PROVIDED RECORDS:

-*-*-

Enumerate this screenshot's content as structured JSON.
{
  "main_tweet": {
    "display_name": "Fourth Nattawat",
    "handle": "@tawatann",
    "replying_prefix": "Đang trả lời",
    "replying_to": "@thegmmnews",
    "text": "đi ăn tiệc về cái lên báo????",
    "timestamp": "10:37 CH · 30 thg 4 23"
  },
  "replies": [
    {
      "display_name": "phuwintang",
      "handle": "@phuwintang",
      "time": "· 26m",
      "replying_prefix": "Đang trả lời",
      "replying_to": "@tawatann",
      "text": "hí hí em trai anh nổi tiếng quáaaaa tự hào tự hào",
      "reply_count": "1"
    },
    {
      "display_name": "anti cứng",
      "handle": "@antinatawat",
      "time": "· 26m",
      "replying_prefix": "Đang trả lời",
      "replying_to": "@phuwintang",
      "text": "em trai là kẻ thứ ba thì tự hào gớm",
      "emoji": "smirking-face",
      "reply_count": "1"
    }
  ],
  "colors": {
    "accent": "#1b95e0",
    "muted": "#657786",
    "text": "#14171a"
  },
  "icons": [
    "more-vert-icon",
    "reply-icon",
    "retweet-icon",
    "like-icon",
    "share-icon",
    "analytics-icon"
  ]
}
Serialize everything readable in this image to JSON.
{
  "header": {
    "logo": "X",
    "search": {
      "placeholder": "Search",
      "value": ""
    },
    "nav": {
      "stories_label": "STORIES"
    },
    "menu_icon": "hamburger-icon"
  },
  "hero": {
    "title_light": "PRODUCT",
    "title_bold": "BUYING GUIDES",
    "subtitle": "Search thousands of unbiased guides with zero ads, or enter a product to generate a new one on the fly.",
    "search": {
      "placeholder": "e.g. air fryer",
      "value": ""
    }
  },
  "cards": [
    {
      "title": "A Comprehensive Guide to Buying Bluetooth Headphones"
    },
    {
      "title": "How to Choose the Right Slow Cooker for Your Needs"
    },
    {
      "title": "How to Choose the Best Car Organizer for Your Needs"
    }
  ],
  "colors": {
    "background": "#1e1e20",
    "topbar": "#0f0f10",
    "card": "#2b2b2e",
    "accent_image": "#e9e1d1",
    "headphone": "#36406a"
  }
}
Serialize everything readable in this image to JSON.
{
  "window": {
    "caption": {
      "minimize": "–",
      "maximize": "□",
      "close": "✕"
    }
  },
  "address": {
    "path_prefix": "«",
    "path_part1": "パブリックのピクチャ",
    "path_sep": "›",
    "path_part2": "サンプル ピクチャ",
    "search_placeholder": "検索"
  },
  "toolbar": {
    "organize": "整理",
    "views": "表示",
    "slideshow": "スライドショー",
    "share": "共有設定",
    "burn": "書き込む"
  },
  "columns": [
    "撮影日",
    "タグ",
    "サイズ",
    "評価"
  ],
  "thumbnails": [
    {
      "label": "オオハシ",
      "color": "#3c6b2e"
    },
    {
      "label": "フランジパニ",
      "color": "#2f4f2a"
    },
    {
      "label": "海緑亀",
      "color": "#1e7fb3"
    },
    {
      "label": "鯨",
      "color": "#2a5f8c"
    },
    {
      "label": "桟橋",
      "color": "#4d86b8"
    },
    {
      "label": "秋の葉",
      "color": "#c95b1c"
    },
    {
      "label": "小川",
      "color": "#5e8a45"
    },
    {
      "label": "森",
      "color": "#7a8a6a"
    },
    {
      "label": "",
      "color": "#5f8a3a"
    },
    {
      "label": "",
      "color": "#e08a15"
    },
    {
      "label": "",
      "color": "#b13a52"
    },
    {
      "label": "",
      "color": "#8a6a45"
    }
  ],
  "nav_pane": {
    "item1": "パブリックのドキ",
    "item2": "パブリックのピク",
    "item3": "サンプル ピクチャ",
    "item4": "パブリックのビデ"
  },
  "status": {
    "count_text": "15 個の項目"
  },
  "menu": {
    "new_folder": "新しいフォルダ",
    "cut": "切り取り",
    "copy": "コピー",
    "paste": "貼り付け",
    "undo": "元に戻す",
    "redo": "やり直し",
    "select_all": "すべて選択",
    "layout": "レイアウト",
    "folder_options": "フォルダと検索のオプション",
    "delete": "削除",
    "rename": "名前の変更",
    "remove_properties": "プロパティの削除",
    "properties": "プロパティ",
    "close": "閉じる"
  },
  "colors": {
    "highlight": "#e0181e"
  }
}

-*-*-

EXERCISE AIM: Take the entries above and transcribe them in full.

SOLUTION TO THE EXERCISE:
Enumerate this screenshot's content as structured JSON.
{
  "main_tweet": {
    "display_name": "Fourth Nattawat",
    "handle": "@tawatann",
    "replying_prefix": "Đang trả lời",
    "replying_to": "@thegmmnews",
    "text": "đi ăn tiệc về cái lên báo????",
    "timestamp": "10:37 CH · 30 thg 4 23"
  },
  "replies": [
    {
      "display_name": "phuwintang",
      "handle": "@phuwintang",
      "time": "· 26m",
      "replying_prefix": "Đang trả lời",
      "replying_to": "@tawatann",
      "text": "hí hí em trai anh nổi tiếng quáaaaa tự hào tự hào",
      "reply_count": "1"
    },
    {
      "display_name": "anti cứng",
      "handle": "@antinatawat",
      "time": "· 26m",
      "replying_prefix": "Đang trả lời",
      "replying_to": "@phuwintang",
      "text": "em trai là kẻ thứ ba thì tự hào gớm",
      "emoji": "smirking-face",
      "reply_count": "1"
    }
  ],
  "colors": {
    "accent": "#1b95e0",
    "muted": "#657786",
    "text": "#14171a"
  },
  "icons": [
    "more-vert-icon",
    "reply-icon",
    "retweet-icon",
    "like-icon",
    "share-icon",
    "analytics-icon"
  ]
}
Serialize everything readable in this image to JSON.
{
  "header": {
    "logo": "X",
    "search": {
      "placeholder": "Search",
      "value": ""
    },
    "nav": {
      "stories_label": "STORIES"
    },
    "menu_icon": "hamburger-icon"
  },
  "hero": {
    "title_light": "PRODUCT",
    "title_bold": "BUYING GUIDES",
    "subtitle": "Search thousands of unbiased guides with zero ads, or enter a product to generate a new one on the fly.",
    "search": {
      "placeholder": "e.g. air fryer",
      "value": ""
    }
  },
  "cards": [
    {
      "title": "A Comprehensive Guide to Buying Bluetooth Headphones"
    },
    {
      "title": "How to Choose the Right Slow Cooker for Your Needs"
    },
    {
      "title": "How to Choose the Best Car Organizer for Your Needs"
    }
  ],
  "colors": {
    "background": "#1e1e20",
    "topbar": "#0f0f10",
    "card": "#2b2b2e",
    "accent_image": "#e9e1d1",
    "headphone": "#36406a"
  }
}
Serialize everything readable in this image to JSON.
{
  "window": {
    "caption": {
      "minimize": "–",
      "maximize": "□",
      "close": "✕"
    }
  },
  "address": {
    "path_prefix": "«",
    "path_part1": "パブリックのピクチャ",
    "path_sep": "›",
    "path_part2": "サンプル ピクチャ",
    "search_placeholder": "検索"
  },
  "toolbar": {
    "organize": "整理",
    "views": "表示",
    "slideshow": "スライドショー",
    "share": "共有設定",
    "burn": "書き込む"
  },
  "columns": [
    "撮影日",
    "タグ",
    "サイズ",
    "評価"
  ],
  "thumbnails": [
    {
      "label": "オオハシ",
      "color": "#3c6b2e"
    },
    {
      "label": "フランジパニ",
      "color": "#2f4f2a"
    },
    {
      "label": "海緑亀",
      "color": "#1e7fb3"
    },
    {
      "label": "鯨",
      "color": "#2a5f8c"
    },
    {
      "label": "桟橋",
      "color": "#4d86b8"
    },
    {
      "label": "秋の葉",
      "color": "#c95b1c"
    },
    {
      "label": "小川",
      "color": "#5e8a45"
    },
    {
      "label": "森",
      "color": "#7a8a6a"
    },
    {
      "label": "",
      "color": "#5f8a3a"
    },
    {
      "label": "",
      "color": "#e08a15"
    },
    {
      "label": "",
      "color": "#b13a52"
    },
    {
      "label": "",
      "color": "#8a6a45"
    }
  ],
  "nav_pane": {
    "item1": "パブリックのドキ",
    "item2": "パブリックのピク",
    "item3": "サンプル ピクチャ",
    "item4": "パブリックのビデ"
  },
  "status": {
    "count_text": "15 個の項目"
  },
  "menu": {
    "new_folder": "新しいフォルダ",
    "cut": "切り取り",
    "copy": "コピー",
    "paste": "貼り付け",
    "undo": "元に戻す",
    "redo": "やり直し",
    "select_all": "すべて選択",
    "layout": "レイアウト",
    "folder_options": "フォルダと検索のオプション",
    "delete": "削除",
    "rename": "名前の変更",
    "remove_properties": "プロパティの削除",
    "properties": "プロパティ",
    "close": "閉じる"
  },
  "colors": {
    "highlight": "#e0181e"
  }
}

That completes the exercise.